#### [Stated exercise]
Give a verbatim copy of the lines below, minus the pictures.

Dataset listings of figures:
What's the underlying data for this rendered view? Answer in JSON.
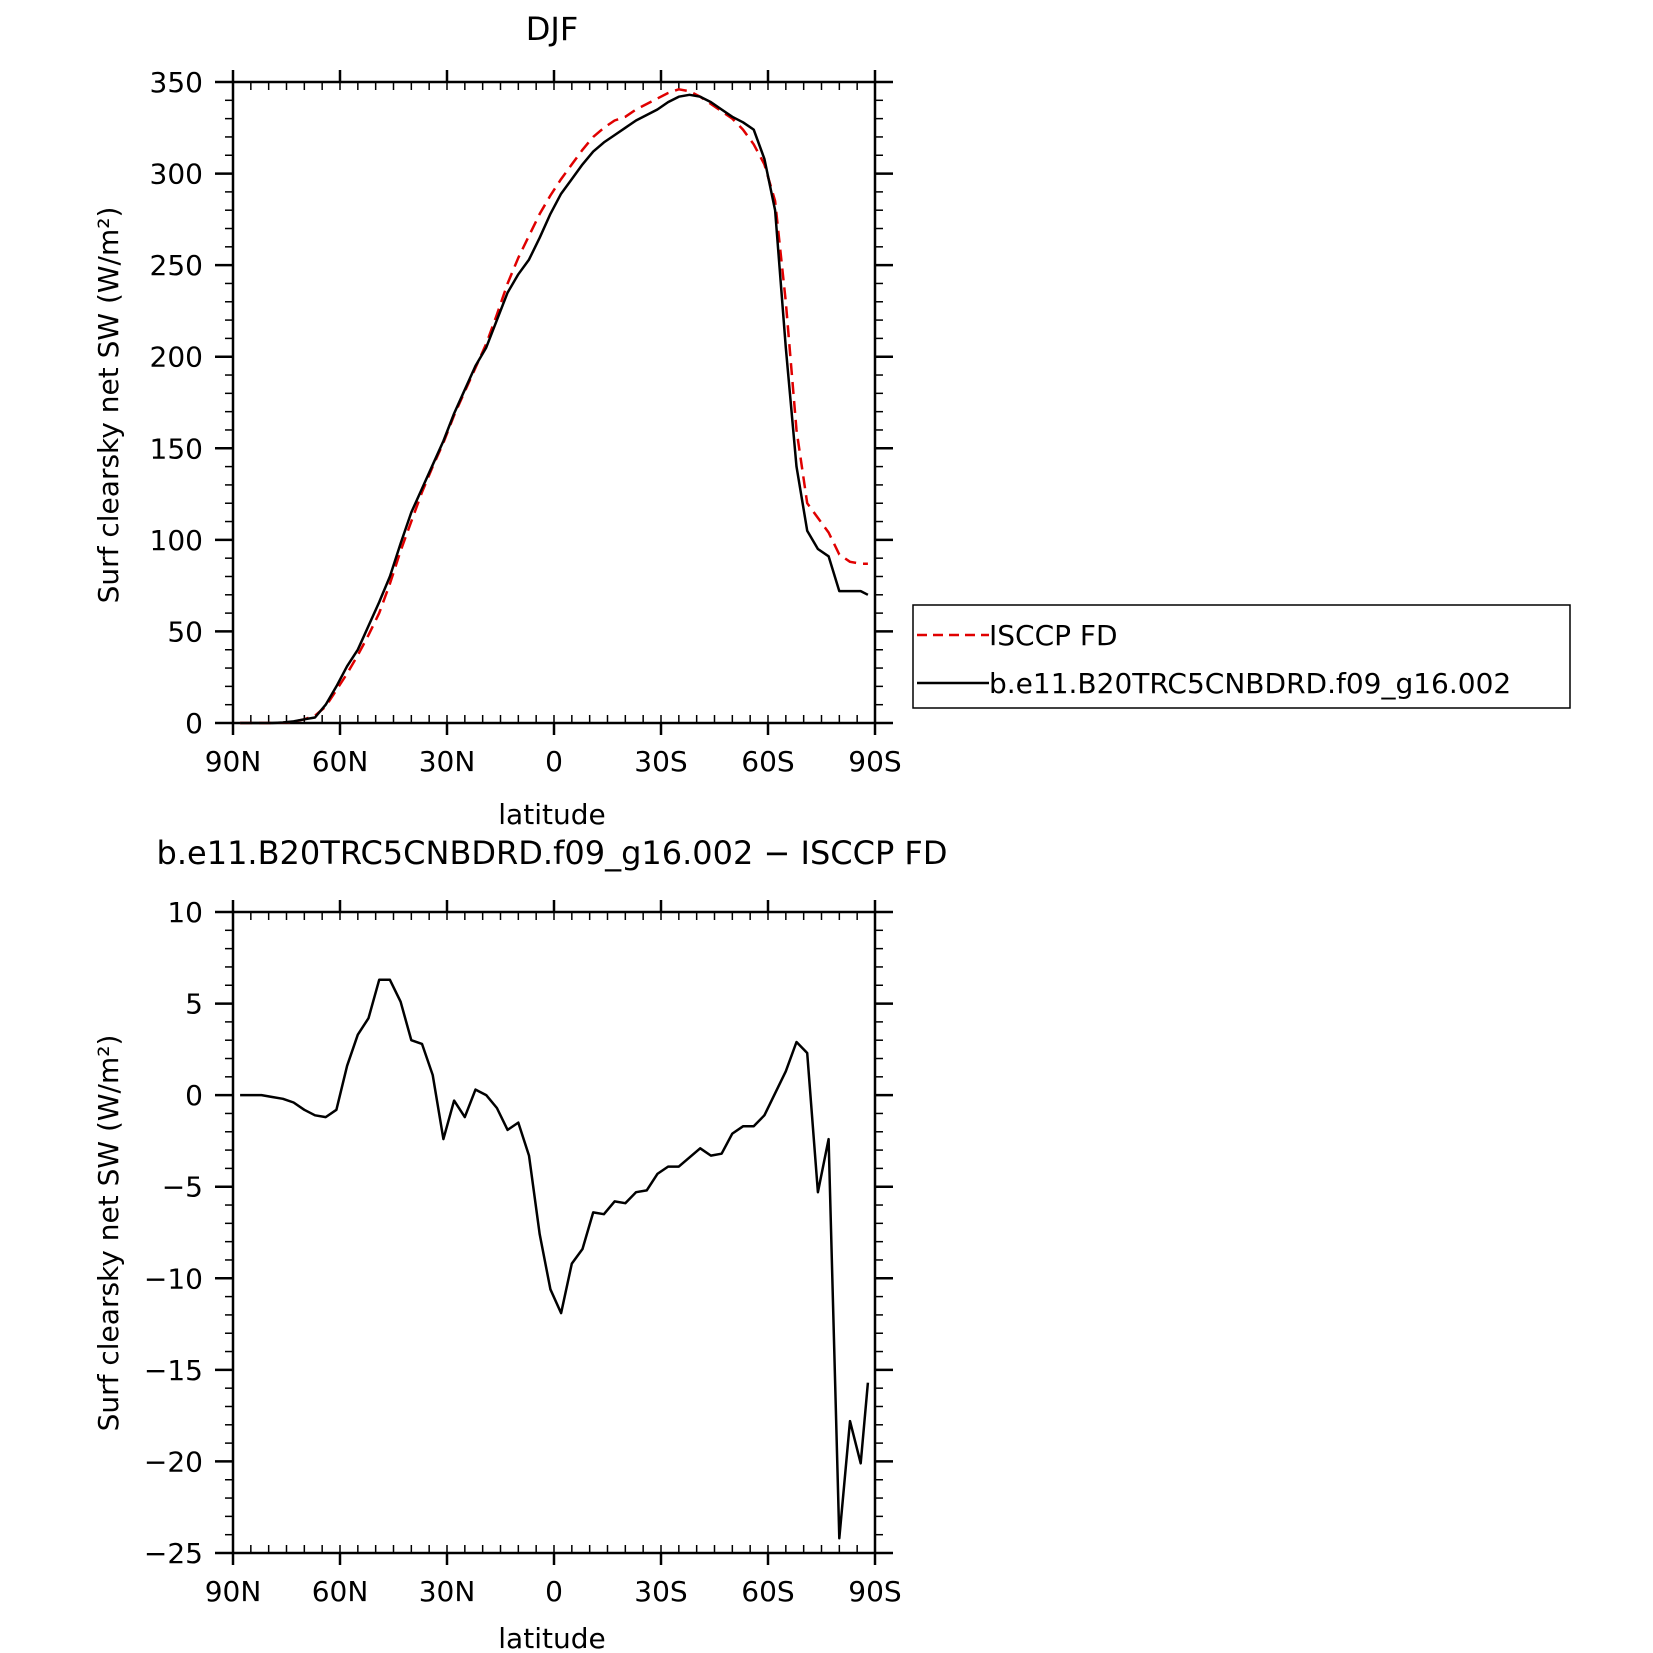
{
  "chart_data": [
    {
      "type": "line",
      "title": "DJF",
      "xlabel": "latitude",
      "ylabel": "Surf clearsky net SW (W/m²)",
      "xlim": [
        90,
        -90
      ],
      "ylim": [
        0,
        350
      ],
      "xticks": [
        {
          "value": 90,
          "label": "90N"
        },
        {
          "value": 60,
          "label": "60N"
        },
        {
          "value": 30,
          "label": "30N"
        },
        {
          "value": 0,
          "label": "0"
        },
        {
          "value": -30,
          "label": "30S"
        },
        {
          "value": -60,
          "label": "60S"
        },
        {
          "value": -90,
          "label": "90S"
        }
      ],
      "yticks": [
        {
          "value": 0,
          "label": "0"
        },
        {
          "value": 50,
          "label": "50"
        },
        {
          "value": 100,
          "label": "100"
        },
        {
          "value": 150,
          "label": "150"
        },
        {
          "value": 200,
          "label": "200"
        },
        {
          "value": 250,
          "label": "250"
        },
        {
          "value": 300,
          "label": "300"
        },
        {
          "value": 350,
          "label": "350"
        }
      ],
      "legend_placement": "right, outside plot",
      "series": [
        {
          "name": "ISCCP FD",
          "color": "#e00000",
          "dash": "dashed",
          "x": [
            88,
            85,
            82,
            79,
            76,
            73,
            70,
            67,
            64,
            61,
            58,
            55,
            52,
            49,
            46,
            43,
            40,
            37,
            34,
            31,
            28,
            25,
            22,
            19,
            16,
            13,
            10,
            7,
            4,
            1,
            -2,
            -5,
            -8,
            -11,
            -14,
            -17,
            -20,
            -23,
            -26,
            -29,
            -32,
            -35,
            -38,
            -41,
            -44,
            -47,
            -50,
            -53,
            -56,
            -59,
            -62,
            -65,
            -68,
            -71,
            -74,
            -77,
            -80,
            -83,
            -86,
            -88
          ],
          "y": [
            0,
            0,
            0,
            0,
            0.2,
            0.7,
            2,
            4,
            9,
            18,
            27,
            37,
            48,
            60,
            76,
            94,
            110,
            126,
            140,
            153,
            168,
            181,
            194,
            207,
            223,
            240,
            254,
            266,
            278,
            288,
            297,
            305,
            313,
            320,
            325,
            329,
            331,
            335,
            338,
            341,
            344,
            346,
            345,
            342,
            338,
            334,
            330,
            324,
            316,
            305,
            285,
            230,
            160,
            120,
            112,
            104,
            92,
            88,
            87,
            87
          ]
        },
        {
          "name": "b.e11.B20TRC5CNBDRD.f09_g16.002",
          "color": "#000000",
          "dash": "solid",
          "x": [
            88,
            85,
            82,
            79,
            76,
            73,
            70,
            67,
            64,
            61,
            58,
            55,
            52,
            49,
            46,
            43,
            40,
            37,
            34,
            31,
            28,
            25,
            22,
            19,
            16,
            13,
            10,
            7,
            4,
            1,
            -2,
            -5,
            -8,
            -11,
            -14,
            -17,
            -20,
            -23,
            -26,
            -29,
            -32,
            -35,
            -38,
            -41,
            -44,
            -47,
            -50,
            -53,
            -56,
            -59,
            -62,
            -65,
            -68,
            -71,
            -74,
            -77,
            -80,
            -83,
            -86,
            -88
          ],
          "y": [
            0,
            0,
            0,
            0,
            0.3,
            0.9,
            2,
            3,
            10,
            20,
            31,
            40,
            53,
            66,
            80,
            98,
            115,
            128,
            141,
            154,
            169,
            182,
            195,
            205,
            220,
            235,
            245,
            253,
            265,
            278,
            289,
            297,
            305,
            312,
            317,
            321,
            325,
            329,
            332,
            335,
            339,
            342,
            343,
            342,
            339,
            335,
            331,
            328,
            324,
            308,
            280,
            205,
            140,
            105,
            95,
            91,
            72,
            72,
            72,
            70
          ]
        }
      ]
    },
    {
      "type": "line",
      "title": "b.e11.B20TRC5CNBDRD.f09_g16.002 − ISCCP FD",
      "xlabel": "latitude",
      "ylabel": "Surf clearsky net SW (W/m²)",
      "xlim": [
        90,
        -90
      ],
      "ylim": [
        -25,
        10
      ],
      "xticks": [
        {
          "value": 90,
          "label": "90N"
        },
        {
          "value": 60,
          "label": "60N"
        },
        {
          "value": 30,
          "label": "30N"
        },
        {
          "value": 0,
          "label": "0"
        },
        {
          "value": -30,
          "label": "30S"
        },
        {
          "value": -60,
          "label": "60S"
        },
        {
          "value": -90,
          "label": "90S"
        }
      ],
      "yticks": [
        {
          "value": -25,
          "label": "−25"
        },
        {
          "value": -20,
          "label": "−20"
        },
        {
          "value": -15,
          "label": "−15"
        },
        {
          "value": -10,
          "label": "−10"
        },
        {
          "value": -5,
          "label": "−5"
        },
        {
          "value": 0,
          "label": "0"
        },
        {
          "value": 5,
          "label": "5"
        },
        {
          "value": 10,
          "label": "10"
        }
      ],
      "series": [
        {
          "color": "#000000",
          "dash": "solid",
          "x": [
            88,
            85,
            82,
            79,
            76,
            73,
            70,
            67,
            64,
            61,
            58,
            55,
            52,
            49,
            46,
            43,
            40,
            37,
            34,
            31,
            28,
            25,
            22,
            19,
            16,
            13,
            10,
            7,
            4,
            1,
            -2,
            -5,
            -8,
            -11,
            -14,
            -17,
            -20,
            -23,
            -26,
            -29,
            -32,
            -35,
            -38,
            -41,
            -44,
            -47,
            -50,
            -53,
            -56,
            -59,
            -62,
            -65,
            -68,
            -71,
            -74,
            -77,
            -80,
            -83,
            -86,
            -88
          ],
          "y": [
            0,
            0,
            0,
            -0.1,
            -0.2,
            -0.4,
            -0.8,
            -1.1,
            -1.2,
            -0.8,
            1.6,
            3.3,
            4.2,
            6.3,
            6.3,
            5.1,
            3.0,
            2.8,
            1.1,
            -2.4,
            -0.3,
            -1.2,
            0.3,
            0,
            -0.7,
            -1.9,
            -1.5,
            -3.3,
            -7.6,
            -10.6,
            -11.9,
            -9.2,
            -8.4,
            -6.4,
            -6.5,
            -5.8,
            -5.9,
            -5.3,
            -5.2,
            -4.3,
            -3.9,
            -3.9,
            -3.4,
            -2.9,
            -3.3,
            -3.2,
            -2.1,
            -1.7,
            -1.7,
            -1.1,
            0.1,
            1.3,
            2.9,
            2.3,
            -5.3,
            -2.4,
            -24.2,
            -17.8,
            -20.1,
            -15.7
          ]
        }
      ]
    }
  ]
}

#### [Complete response]
What's the underlying data for this rendered view? Answer in JSON.
{
  "chart_data": [
    {
      "type": "line",
      "title": "DJF",
      "xlabel": "latitude",
      "ylabel": "Surf clearsky net SW (W/m²)",
      "xlim": [
        90,
        -90
      ],
      "ylim": [
        0,
        350
      ],
      "xticks": [
        {
          "value": 90,
          "label": "90N"
        },
        {
          "value": 60,
          "label": "60N"
        },
        {
          "value": 30,
          "label": "30N"
        },
        {
          "value": 0,
          "label": "0"
        },
        {
          "value": -30,
          "label": "30S"
        },
        {
          "value": -60,
          "label": "60S"
        },
        {
          "value": -90,
          "label": "90S"
        }
      ],
      "yticks": [
        {
          "value": 0,
          "label": "0"
        },
        {
          "value": 50,
          "label": "50"
        },
        {
          "value": 100,
          "label": "100"
        },
        {
          "value": 150,
          "label": "150"
        },
        {
          "value": 200,
          "label": "200"
        },
        {
          "value": 250,
          "label": "250"
        },
        {
          "value": 300,
          "label": "300"
        },
        {
          "value": 350,
          "label": "350"
        }
      ],
      "legend_placement": "right, outside plot",
      "series": [
        {
          "name": "ISCCP FD",
          "color": "#e00000",
          "dash": "dashed",
          "x": [
            88,
            85,
            82,
            79,
            76,
            73,
            70,
            67,
            64,
            61,
            58,
            55,
            52,
            49,
            46,
            43,
            40,
            37,
            34,
            31,
            28,
            25,
            22,
            19,
            16,
            13,
            10,
            7,
            4,
            1,
            -2,
            -5,
            -8,
            -11,
            -14,
            -17,
            -20,
            -23,
            -26,
            -29,
            -32,
            -35,
            -38,
            -41,
            -44,
            -47,
            -50,
            -53,
            -56,
            -59,
            -62,
            -65,
            -68,
            -71,
            -74,
            -77,
            -80,
            -83,
            -86,
            -88
          ],
          "y": [
            0,
            0,
            0,
            0,
            0.2,
            0.7,
            2,
            4,
            9,
            18,
            27,
            37,
            48,
            60,
            76,
            94,
            110,
            126,
            140,
            153,
            168,
            181,
            194,
            207,
            223,
            240,
            254,
            266,
            278,
            288,
            297,
            305,
            313,
            320,
            325,
            329,
            331,
            335,
            338,
            341,
            344,
            346,
            345,
            342,
            338,
            334,
            330,
            324,
            316,
            305,
            285,
            230,
            160,
            120,
            112,
            104,
            92,
            88,
            87,
            87
          ]
        },
        {
          "name": "b.e11.B20TRC5CNBDRD.f09_g16.002",
          "color": "#000000",
          "dash": "solid",
          "x": [
            88,
            85,
            82,
            79,
            76,
            73,
            70,
            67,
            64,
            61,
            58,
            55,
            52,
            49,
            46,
            43,
            40,
            37,
            34,
            31,
            28,
            25,
            22,
            19,
            16,
            13,
            10,
            7,
            4,
            1,
            -2,
            -5,
            -8,
            -11,
            -14,
            -17,
            -20,
            -23,
            -26,
            -29,
            -32,
            -35,
            -38,
            -41,
            -44,
            -47,
            -50,
            -53,
            -56,
            -59,
            -62,
            -65,
            -68,
            -71,
            -74,
            -77,
            -80,
            -83,
            -86,
            -88
          ],
          "y": [
            0,
            0,
            0,
            0,
            0.3,
            0.9,
            2,
            3,
            10,
            20,
            31,
            40,
            53,
            66,
            80,
            98,
            115,
            128,
            141,
            154,
            169,
            182,
            195,
            205,
            220,
            235,
            245,
            253,
            265,
            278,
            289,
            297,
            305,
            312,
            317,
            321,
            325,
            329,
            332,
            335,
            339,
            342,
            343,
            342,
            339,
            335,
            331,
            328,
            324,
            308,
            280,
            205,
            140,
            105,
            95,
            91,
            72,
            72,
            72,
            70
          ]
        }
      ]
    },
    {
      "type": "line",
      "title": "b.e11.B20TRC5CNBDRD.f09_g16.002 − ISCCP FD",
      "xlabel": "latitude",
      "ylabel": "Surf clearsky net SW (W/m²)",
      "xlim": [
        90,
        -90
      ],
      "ylim": [
        -25,
        10
      ],
      "xticks": [
        {
          "value": 90,
          "label": "90N"
        },
        {
          "value": 60,
          "label": "60N"
        },
        {
          "value": 30,
          "label": "30N"
        },
        {
          "value": 0,
          "label": "0"
        },
        {
          "value": -30,
          "label": "30S"
        },
        {
          "value": -60,
          "label": "60S"
        },
        {
          "value": -90,
          "label": "90S"
        }
      ],
      "yticks": [
        {
          "value": -25,
          "label": "−25"
        },
        {
          "value": -20,
          "label": "−20"
        },
        {
          "value": -15,
          "label": "−15"
        },
        {
          "value": -10,
          "label": "−10"
        },
        {
          "value": -5,
          "label": "−5"
        },
        {
          "value": 0,
          "label": "0"
        },
        {
          "value": 5,
          "label": "5"
        },
        {
          "value": 10,
          "label": "10"
        }
      ],
      "series": [
        {
          "color": "#000000",
          "dash": "solid",
          "x": [
            88,
            85,
            82,
            79,
            76,
            73,
            70,
            67,
            64,
            61,
            58,
            55,
            52,
            49,
            46,
            43,
            40,
            37,
            34,
            31,
            28,
            25,
            22,
            19,
            16,
            13,
            10,
            7,
            4,
            1,
            -2,
            -5,
            -8,
            -11,
            -14,
            -17,
            -20,
            -23,
            -26,
            -29,
            -32,
            -35,
            -38,
            -41,
            -44,
            -47,
            -50,
            -53,
            -56,
            -59,
            -62,
            -65,
            -68,
            -71,
            -74,
            -77,
            -80,
            -83,
            -86,
            -88
          ],
          "y": [
            0,
            0,
            0,
            -0.1,
            -0.2,
            -0.4,
            -0.8,
            -1.1,
            -1.2,
            -0.8,
            1.6,
            3.3,
            4.2,
            6.3,
            6.3,
            5.1,
            3.0,
            2.8,
            1.1,
            -2.4,
            -0.3,
            -1.2,
            0.3,
            0,
            -0.7,
            -1.9,
            -1.5,
            -3.3,
            -7.6,
            -10.6,
            -11.9,
            -9.2,
            -8.4,
            -6.4,
            -6.5,
            -5.8,
            -5.9,
            -5.3,
            -5.2,
            -4.3,
            -3.9,
            -3.9,
            -3.4,
            -2.9,
            -3.3,
            -3.2,
            -2.1,
            -1.7,
            -1.7,
            -1.1,
            0.1,
            1.3,
            2.9,
            2.3,
            -5.3,
            -2.4,
            -24.2,
            -17.8,
            -20.1,
            -15.7
          ]
        }
      ]
    }
  ]
}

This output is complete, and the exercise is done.